======== Text block ========

Explaining risk maturity models and how they work sustainability risk management (SRM)
Definition

three lines model

What is the three lines model and what is its purpose?

The three lines model is a risk management approach to help organizations identify and manage risks effectively by creating three distinct lines of defense.

Defined by the Institute of Internal Auditors (IIA), the model is based on the idea that these three lines of defense work together to provide structure around risk management and internal governance.

The model clearly defines roles including oversight by a governing body, senior management and independent assurance.

This model applies to all organizations and can do the following:

  • Adapt to meet organizational objectives.
  • Focus on risk management to meet and achieve objectives.
  • Understand the roles and responsibilities of all positions in the model and their relationship with one another.
  • Execute measures to align activities and objectives to the stakeholders' interests.

Explaining the three lines of defense

The three line model uses a comprehensive approach to manage risk. Business units, compliance, audit and other risk management employees are among the groups that make up the three lines of defense and each has a specific function. Here is a breakdown of the three lines:

  • First line. Management, department or process owners -- or anyone on the front lines -- are the first line of defense. Their primary responsibility is to control and take ownership of risks associated with daily activities. They also implement controls, develop internal policies, supervise employee policy execution and monitor risk factors with decisions and actions.
  • Second line. The second line of defense includes risk management and compliance areas -- such as a risk manager, compliance officer or information security officer. The second line of defense areas are responsible for implementing the company's risk management program and monitoring the process and implementation of these policies. They also identify emerging risks within the daily operation of the business.
  • Third line. The third line of defense includes both external and internal auditors. Their main responsibility is to ensure the effectiveness of the first and second lines of defense. They also review and evaluate the design and implementation of the risk management program. Internal auditors typically report to the board, regulators and external auditors about the company's risk management design and operation.

The three lines model is widely acknowledged by many industries as the governance model of risk. Its implementation varies among industries and company sizes.

Learn more about the differences between traditional and enterprise risk management here.

Chart with three lines of defense.
Here are the three defense lines of the three lines model, including accountability, delegation and alignment.

Key roles in the three lines model

The three lines model establishes a clear division of roles and responsibilities for accountability and transparency. The IIA lists the following as key roles in the model along with the breakdown of responsibilities in each role. Organizations may differ in their distribution of responsibilities, but the IIA gives these high-level overviews for each area.

The governing body

The governing body accepts responsibility for managing the organization on behalf of the stakeholders. Responsibilities include the following:

  • Engage stakeholders to monitor their interests.
  • Maintain open communication about the goal accomplishments.
  • Foster a culture of inclusivity and accountability.
  • Establish the organization's risk appetite and supervise risk management including internal controls.
  • Monitor ethical, statutory and legal requirements.
  • Create and manage an independent internal audit process.

First line management roles

The first line management roles lead and direct all actions of the plan in place, including managing risks and applying resources to the risk goals of the organization. Responsibilities include the following:

  • Maintain communication with the governing body and report all risks including planned, actual and expected outcomes in relation to the company objectives.
  • Create and manage appropriate frameworks and procedures for the management of operations and risk. This includes internal controls.

======== Dataset ========

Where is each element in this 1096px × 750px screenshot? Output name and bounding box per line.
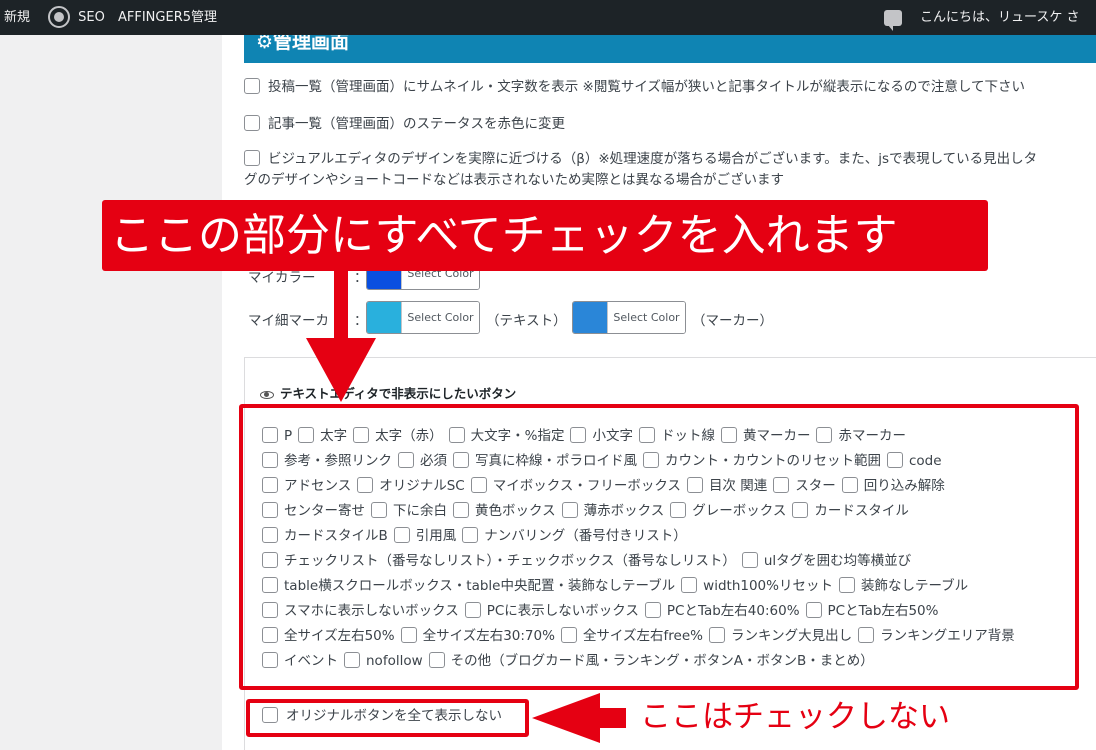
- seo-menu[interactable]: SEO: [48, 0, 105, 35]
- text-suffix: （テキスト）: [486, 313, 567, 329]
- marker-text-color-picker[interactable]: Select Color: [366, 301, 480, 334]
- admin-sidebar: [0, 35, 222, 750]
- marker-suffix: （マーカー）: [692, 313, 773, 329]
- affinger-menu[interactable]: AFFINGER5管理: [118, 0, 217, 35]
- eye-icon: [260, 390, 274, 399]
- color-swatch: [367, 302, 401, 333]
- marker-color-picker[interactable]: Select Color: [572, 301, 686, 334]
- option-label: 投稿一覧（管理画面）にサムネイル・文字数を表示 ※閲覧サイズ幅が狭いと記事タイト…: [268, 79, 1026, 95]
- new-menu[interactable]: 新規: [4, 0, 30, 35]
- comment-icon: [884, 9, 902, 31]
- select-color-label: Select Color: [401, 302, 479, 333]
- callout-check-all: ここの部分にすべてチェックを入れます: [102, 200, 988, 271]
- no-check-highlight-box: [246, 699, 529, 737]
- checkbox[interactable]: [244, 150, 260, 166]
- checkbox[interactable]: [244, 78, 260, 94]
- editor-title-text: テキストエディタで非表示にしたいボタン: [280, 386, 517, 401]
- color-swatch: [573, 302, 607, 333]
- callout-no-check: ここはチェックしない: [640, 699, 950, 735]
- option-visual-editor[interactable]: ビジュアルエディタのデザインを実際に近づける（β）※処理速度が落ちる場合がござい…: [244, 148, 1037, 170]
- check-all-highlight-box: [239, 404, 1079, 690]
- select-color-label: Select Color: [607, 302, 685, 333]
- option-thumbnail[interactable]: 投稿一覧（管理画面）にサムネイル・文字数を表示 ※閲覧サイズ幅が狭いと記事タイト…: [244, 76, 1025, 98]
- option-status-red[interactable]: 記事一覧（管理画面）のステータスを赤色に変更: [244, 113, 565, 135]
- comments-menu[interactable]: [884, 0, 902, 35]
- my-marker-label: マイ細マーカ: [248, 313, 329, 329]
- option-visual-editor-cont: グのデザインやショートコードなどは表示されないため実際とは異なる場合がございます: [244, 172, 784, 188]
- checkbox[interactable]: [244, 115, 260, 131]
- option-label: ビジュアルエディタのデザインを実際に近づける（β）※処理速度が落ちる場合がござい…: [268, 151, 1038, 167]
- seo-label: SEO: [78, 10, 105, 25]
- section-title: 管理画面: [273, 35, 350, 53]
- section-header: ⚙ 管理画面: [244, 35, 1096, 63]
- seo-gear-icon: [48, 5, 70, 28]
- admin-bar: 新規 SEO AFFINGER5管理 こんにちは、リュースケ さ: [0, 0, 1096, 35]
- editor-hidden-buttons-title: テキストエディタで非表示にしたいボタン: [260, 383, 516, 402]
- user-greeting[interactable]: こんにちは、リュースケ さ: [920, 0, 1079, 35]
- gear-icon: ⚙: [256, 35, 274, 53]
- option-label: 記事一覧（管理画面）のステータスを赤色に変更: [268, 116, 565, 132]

========
======== Dataset ========

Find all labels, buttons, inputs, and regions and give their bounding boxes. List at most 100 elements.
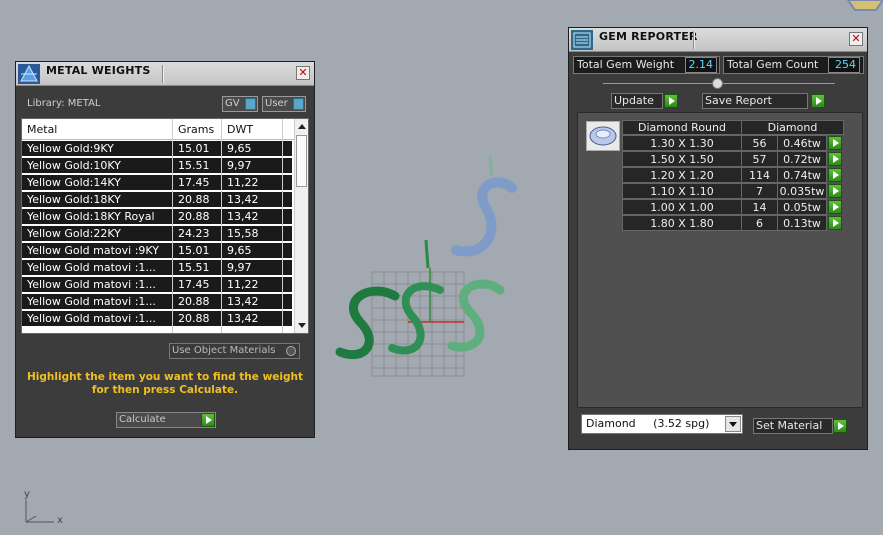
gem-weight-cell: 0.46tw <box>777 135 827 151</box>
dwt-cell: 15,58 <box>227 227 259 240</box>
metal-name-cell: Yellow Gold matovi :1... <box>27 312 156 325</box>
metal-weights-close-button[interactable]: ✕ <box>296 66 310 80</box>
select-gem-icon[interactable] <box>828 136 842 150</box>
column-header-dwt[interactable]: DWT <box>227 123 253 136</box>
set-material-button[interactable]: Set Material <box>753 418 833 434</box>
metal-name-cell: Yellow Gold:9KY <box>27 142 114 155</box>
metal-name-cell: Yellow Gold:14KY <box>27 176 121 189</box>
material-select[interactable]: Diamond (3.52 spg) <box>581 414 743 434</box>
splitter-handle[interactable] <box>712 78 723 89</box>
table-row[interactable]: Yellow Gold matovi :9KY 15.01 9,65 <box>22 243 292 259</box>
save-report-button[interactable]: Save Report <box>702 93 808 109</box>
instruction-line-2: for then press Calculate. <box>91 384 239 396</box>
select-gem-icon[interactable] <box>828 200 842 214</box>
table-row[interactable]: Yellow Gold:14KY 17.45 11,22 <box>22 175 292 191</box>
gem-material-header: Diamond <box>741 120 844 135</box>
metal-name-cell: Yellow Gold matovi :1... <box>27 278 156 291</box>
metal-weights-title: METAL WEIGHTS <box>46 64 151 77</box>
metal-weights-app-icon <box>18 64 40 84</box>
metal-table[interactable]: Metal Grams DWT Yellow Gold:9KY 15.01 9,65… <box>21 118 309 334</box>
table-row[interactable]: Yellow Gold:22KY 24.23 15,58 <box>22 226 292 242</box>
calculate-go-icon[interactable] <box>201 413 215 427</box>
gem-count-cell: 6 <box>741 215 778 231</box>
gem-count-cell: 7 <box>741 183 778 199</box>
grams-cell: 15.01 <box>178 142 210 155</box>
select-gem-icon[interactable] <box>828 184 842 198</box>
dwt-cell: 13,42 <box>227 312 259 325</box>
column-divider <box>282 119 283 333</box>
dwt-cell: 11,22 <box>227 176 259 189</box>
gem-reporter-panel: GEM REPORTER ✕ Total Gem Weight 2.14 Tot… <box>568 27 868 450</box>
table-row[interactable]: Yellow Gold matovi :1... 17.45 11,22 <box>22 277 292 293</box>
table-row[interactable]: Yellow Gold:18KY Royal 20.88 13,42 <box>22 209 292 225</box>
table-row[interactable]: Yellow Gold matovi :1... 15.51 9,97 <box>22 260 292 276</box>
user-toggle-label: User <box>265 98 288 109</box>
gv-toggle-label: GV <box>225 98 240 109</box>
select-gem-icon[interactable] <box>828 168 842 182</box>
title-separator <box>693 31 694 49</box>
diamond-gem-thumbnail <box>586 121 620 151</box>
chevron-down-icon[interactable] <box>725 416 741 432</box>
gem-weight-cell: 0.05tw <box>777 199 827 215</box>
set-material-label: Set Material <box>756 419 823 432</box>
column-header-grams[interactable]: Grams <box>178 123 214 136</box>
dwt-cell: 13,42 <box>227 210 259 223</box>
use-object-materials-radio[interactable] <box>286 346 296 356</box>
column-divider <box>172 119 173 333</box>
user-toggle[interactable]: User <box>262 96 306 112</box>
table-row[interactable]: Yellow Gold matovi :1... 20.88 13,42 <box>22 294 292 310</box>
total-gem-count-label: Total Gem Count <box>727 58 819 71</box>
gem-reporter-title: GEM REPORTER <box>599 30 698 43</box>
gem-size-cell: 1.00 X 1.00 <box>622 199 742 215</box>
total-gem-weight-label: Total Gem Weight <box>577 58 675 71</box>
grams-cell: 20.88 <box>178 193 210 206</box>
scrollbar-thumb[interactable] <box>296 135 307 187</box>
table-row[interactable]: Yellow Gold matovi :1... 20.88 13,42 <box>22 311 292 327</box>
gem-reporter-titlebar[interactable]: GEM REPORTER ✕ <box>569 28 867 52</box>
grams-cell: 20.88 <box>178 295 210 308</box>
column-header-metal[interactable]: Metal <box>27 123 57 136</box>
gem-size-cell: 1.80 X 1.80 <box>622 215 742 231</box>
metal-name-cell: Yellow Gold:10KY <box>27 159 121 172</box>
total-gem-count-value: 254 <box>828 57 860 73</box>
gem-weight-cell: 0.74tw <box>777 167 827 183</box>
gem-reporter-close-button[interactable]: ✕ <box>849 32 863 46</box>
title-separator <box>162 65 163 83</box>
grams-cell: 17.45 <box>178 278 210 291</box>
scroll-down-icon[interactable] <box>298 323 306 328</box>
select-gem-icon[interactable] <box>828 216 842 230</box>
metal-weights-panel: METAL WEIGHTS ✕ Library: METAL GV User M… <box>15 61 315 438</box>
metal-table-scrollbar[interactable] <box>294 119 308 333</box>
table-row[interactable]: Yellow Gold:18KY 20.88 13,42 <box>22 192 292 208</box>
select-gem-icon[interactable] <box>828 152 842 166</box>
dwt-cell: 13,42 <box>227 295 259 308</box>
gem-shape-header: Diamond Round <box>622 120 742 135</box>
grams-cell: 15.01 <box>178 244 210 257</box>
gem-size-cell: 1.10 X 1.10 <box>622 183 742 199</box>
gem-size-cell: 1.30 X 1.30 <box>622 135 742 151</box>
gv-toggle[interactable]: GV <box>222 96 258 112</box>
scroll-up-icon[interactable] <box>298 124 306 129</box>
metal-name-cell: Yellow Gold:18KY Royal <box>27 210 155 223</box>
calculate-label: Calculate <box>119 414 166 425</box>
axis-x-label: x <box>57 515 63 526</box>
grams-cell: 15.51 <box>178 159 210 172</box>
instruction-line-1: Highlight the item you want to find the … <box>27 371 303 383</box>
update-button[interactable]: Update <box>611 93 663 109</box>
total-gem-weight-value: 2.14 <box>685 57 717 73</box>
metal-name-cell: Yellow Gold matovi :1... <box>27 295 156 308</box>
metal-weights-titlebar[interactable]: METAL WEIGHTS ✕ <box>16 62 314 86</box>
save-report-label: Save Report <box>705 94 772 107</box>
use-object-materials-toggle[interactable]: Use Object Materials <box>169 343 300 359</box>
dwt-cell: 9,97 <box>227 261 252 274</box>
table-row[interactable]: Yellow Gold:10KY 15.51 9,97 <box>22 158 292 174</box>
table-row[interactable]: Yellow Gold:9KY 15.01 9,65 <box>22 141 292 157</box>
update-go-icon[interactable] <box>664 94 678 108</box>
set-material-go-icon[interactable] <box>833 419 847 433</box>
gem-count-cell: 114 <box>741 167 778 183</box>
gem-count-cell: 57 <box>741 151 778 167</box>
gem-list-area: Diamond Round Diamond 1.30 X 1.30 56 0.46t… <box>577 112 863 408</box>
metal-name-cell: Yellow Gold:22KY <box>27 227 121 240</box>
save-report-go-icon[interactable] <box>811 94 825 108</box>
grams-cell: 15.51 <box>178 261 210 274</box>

========

__Set of tasks__.
1: According to the article on the three lines model, which body defined the model?
2: Summarize the article on the three lines model in two sentences.
3: State whether each statement agrees with the article on the three lines model, answering yes or no and quoting the deciding words of the article.
(a) The model is intended only for large organizations.
(b) The third line of defense includes both external and internal auditors.
(c) Establishing the organization's risk appetite is a responsibility of the governing body.
The records are not required for any of the work here.

__Solved problems__.
1: The Institute of Internal Auditors (IIA) defined the three lines model.

2: The three lines model, defined by the Institute of Internal Auditors, is a risk management approach that helps organizations identify and manage risks by creating three distinct lines of defense. The first line consists of management and process owners who take ownership of daily risks, the second of risk management and compliance areas that implement and monitor the risk management program, and the third of internal and external auditors who ensure the effectiveness of the other two lines.

3:
(a) No: "This model applies to all organizations"
(b) Yes: "The third line of defense includes both external and internal auditors."
(c) Yes: "Establish the organization's risk appetite and supervise risk management including internal controls."